→ What is asked:
Provide only the number of lines in the records below that include "have".

→ Input data:

++++++++++++++++++++

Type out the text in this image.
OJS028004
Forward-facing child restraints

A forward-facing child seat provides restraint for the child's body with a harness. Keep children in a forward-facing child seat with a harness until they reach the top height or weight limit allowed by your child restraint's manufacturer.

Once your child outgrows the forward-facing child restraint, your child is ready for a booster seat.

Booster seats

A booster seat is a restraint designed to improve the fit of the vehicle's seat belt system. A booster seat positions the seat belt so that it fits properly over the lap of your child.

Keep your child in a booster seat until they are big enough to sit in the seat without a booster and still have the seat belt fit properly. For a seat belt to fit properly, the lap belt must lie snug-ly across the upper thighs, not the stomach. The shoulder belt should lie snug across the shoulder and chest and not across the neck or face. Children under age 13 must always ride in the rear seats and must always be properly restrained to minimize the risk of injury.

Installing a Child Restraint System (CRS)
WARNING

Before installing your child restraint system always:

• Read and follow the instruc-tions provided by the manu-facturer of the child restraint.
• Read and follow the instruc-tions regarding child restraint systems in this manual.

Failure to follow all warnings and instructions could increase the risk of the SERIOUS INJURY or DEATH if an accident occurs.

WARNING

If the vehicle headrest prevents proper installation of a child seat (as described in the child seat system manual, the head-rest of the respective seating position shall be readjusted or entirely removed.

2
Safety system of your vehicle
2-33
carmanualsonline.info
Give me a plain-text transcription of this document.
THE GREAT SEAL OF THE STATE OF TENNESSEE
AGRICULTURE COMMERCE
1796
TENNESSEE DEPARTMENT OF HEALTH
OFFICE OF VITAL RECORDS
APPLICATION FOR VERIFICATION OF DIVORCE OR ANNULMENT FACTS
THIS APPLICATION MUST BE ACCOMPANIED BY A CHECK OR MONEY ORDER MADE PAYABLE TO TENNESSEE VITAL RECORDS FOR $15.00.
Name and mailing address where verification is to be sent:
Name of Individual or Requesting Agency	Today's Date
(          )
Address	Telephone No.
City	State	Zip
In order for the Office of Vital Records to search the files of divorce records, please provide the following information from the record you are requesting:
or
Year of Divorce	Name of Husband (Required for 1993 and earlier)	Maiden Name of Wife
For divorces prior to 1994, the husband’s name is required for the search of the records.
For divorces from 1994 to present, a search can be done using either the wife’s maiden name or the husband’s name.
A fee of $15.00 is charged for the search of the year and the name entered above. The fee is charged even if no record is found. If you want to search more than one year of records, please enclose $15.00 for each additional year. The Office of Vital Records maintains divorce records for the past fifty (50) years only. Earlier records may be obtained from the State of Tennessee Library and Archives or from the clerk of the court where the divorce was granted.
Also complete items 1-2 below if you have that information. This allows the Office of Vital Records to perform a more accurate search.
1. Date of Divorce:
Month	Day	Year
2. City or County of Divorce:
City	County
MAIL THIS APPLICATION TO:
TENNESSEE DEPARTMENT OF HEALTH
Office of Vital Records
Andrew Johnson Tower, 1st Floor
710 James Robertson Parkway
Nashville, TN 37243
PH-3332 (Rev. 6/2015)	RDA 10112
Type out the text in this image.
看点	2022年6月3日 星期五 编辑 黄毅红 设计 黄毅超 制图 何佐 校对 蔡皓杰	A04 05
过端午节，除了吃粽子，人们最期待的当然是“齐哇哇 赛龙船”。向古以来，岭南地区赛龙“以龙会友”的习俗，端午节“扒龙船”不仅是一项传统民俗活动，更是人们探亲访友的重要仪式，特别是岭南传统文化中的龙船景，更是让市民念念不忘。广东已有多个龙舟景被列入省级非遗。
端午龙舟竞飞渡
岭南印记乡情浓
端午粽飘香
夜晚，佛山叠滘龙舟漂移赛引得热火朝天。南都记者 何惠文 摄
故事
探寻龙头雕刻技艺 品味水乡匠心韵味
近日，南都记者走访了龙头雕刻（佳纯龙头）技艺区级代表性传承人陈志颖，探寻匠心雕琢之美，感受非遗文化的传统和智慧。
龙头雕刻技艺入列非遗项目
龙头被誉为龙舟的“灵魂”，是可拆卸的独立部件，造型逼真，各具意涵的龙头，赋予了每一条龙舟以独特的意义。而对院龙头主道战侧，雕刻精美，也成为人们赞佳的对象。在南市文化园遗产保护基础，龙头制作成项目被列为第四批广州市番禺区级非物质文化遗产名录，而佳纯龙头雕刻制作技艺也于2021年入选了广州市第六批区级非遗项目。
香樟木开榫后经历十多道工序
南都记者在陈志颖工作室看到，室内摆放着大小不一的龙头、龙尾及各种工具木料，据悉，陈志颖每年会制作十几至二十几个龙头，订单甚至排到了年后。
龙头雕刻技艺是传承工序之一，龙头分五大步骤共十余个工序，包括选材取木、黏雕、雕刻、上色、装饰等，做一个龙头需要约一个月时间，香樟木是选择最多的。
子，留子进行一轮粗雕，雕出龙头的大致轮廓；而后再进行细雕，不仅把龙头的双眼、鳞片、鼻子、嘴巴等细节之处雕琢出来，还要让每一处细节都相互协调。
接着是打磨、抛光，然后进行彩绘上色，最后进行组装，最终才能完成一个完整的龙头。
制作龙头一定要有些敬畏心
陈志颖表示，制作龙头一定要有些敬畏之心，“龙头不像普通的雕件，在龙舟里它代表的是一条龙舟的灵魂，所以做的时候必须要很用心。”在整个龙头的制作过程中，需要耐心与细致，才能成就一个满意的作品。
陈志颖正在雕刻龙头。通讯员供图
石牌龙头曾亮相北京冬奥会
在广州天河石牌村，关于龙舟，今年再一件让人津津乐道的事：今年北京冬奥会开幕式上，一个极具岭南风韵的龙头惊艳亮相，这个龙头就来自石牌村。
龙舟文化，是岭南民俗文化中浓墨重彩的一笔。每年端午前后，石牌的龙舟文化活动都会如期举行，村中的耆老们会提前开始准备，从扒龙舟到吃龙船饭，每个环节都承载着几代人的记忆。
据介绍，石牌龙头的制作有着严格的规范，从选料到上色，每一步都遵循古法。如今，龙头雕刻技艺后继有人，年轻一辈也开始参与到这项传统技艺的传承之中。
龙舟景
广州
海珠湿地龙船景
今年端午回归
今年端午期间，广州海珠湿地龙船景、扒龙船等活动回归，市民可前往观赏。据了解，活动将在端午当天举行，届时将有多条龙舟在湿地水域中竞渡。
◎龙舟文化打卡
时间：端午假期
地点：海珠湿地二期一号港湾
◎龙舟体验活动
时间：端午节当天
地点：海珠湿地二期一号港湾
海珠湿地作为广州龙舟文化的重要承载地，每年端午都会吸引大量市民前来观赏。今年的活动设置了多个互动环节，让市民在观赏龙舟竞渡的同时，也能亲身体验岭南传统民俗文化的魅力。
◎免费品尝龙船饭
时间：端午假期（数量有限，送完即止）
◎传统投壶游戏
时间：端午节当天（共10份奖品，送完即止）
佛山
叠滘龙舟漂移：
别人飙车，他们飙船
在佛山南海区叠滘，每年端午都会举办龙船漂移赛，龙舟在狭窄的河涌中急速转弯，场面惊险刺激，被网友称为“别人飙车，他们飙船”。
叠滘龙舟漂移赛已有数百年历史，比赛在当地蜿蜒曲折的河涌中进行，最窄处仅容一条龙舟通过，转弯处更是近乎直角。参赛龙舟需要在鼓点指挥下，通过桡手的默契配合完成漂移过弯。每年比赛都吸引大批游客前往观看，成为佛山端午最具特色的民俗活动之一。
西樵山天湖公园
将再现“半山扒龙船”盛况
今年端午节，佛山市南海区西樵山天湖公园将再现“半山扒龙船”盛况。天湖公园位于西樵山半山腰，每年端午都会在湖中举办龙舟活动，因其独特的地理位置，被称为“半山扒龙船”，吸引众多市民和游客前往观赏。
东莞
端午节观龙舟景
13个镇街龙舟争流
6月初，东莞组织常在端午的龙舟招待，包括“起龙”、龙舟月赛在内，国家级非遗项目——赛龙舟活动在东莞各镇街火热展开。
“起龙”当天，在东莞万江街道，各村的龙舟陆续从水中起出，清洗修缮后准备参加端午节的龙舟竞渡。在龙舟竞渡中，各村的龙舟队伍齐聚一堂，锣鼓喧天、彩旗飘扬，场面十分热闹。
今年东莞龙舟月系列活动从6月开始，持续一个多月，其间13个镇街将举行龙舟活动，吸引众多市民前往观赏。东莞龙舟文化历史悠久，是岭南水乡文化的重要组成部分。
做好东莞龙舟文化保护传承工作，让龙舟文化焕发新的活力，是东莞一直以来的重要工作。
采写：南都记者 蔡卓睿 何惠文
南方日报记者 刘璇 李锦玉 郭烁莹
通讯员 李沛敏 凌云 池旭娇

++++++++++++++++++++

→ Written response:
2